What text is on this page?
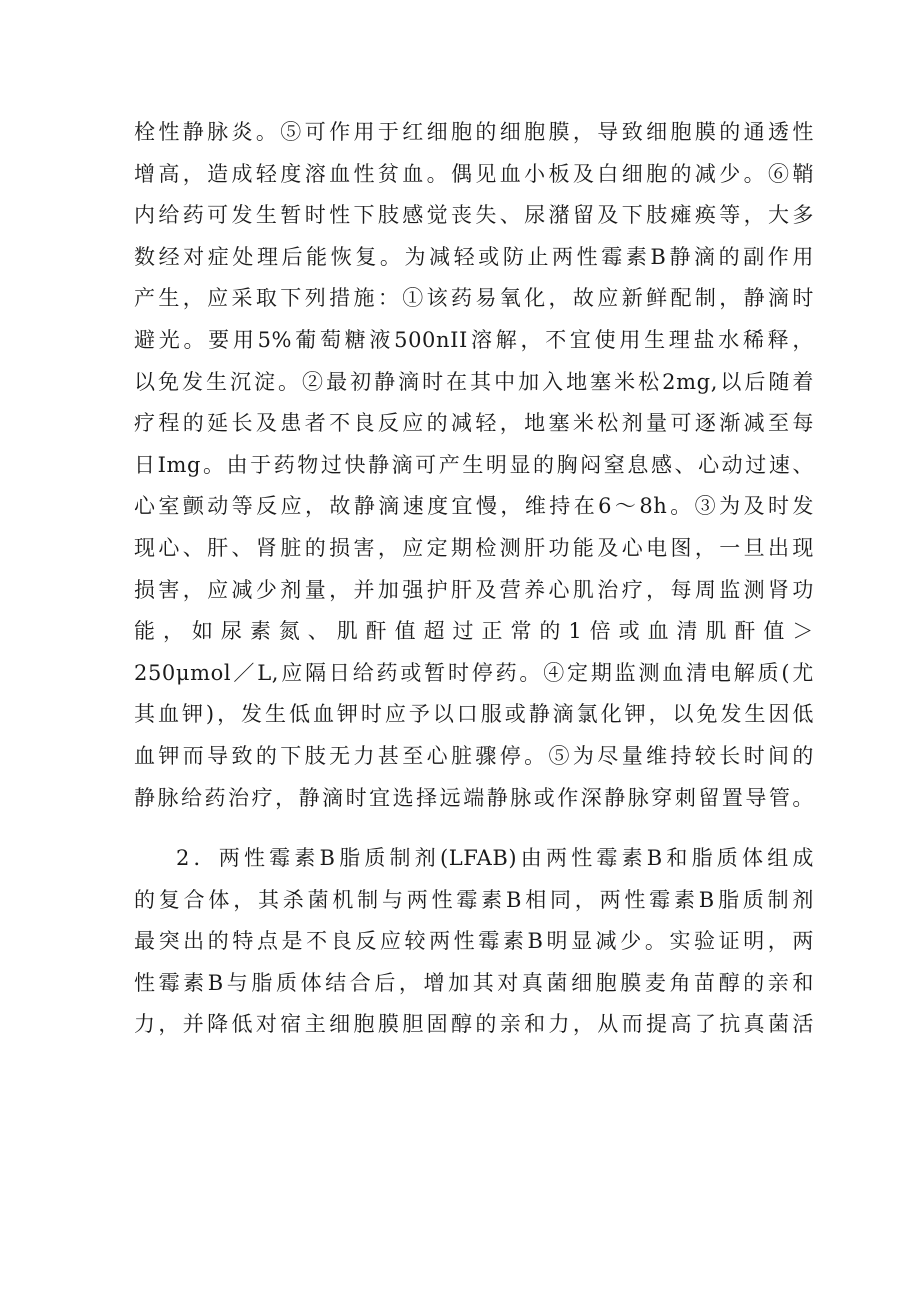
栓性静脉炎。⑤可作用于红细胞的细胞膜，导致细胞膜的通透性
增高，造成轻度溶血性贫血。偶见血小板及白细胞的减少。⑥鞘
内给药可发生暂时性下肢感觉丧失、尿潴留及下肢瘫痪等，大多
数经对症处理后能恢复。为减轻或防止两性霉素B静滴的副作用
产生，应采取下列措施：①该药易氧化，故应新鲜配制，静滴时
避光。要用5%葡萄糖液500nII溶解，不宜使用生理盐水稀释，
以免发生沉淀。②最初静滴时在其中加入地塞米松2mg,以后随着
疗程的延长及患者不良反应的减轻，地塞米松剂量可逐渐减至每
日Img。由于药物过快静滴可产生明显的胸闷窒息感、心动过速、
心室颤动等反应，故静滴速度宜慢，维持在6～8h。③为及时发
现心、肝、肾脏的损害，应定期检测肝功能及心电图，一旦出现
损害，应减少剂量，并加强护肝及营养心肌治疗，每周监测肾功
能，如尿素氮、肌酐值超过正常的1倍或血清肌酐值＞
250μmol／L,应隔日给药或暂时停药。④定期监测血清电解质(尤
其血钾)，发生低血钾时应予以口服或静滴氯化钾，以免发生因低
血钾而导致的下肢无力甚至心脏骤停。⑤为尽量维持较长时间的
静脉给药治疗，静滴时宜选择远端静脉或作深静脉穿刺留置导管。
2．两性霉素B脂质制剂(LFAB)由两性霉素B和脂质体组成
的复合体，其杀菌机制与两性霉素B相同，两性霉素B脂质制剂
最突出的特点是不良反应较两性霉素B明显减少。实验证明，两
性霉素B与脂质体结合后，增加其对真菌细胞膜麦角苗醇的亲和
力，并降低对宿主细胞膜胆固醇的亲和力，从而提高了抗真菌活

_EXERCISE BRIEF_
Where a line in the material contains "两性霉素B脂质制剂", copy that line.

_THE REPLY_
2．两性霉素B脂质制剂(LFAB)由两性霉素B和脂质体组成
的复合体，其杀菌机制与两性霉素B相同，两性霉素B脂质制剂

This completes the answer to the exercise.